**WHAT TO DO**
Return all of the entries exactly as written.

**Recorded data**
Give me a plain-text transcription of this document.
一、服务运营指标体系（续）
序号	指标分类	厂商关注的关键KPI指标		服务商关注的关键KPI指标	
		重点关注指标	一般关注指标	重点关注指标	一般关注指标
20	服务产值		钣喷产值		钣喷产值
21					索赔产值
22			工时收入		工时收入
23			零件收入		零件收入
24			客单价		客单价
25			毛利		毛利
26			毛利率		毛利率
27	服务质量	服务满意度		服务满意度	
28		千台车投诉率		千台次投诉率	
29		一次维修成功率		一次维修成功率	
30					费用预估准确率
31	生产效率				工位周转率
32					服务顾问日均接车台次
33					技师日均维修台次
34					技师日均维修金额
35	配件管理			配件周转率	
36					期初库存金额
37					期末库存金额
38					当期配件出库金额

**RESPONSE FOR THIS EXERCISE**
Give me a plain-text transcription of this document.
一、服务运营指标体系（续）
序号	指标分类	厂商关注的关键KPI指标		服务商关注的关键KPI指标	
		重点关注指标	一般关注指标	重点关注指标	一般关注指标
20	服务产值		钣喷产值		钣喷产值
21					索赔产值
22			工时收入		工时收入
23			零件收入		零件收入
24			客单价		客单价
25			毛利		毛利
26			毛利率		毛利率
27	服务质量	服务满意度		服务满意度	
28		千台车投诉率		千台次投诉率	
29		一次维修成功率		一次维修成功率	
30					费用预估准确率
31	生产效率				工位周转率
32					服务顾问日均接车台次
33					技师日均维修台次
34					技师日均维修金额
35	配件管理			配件周转率	
36					期初库存金额
37					期末库存金额
38					当期配件出库金额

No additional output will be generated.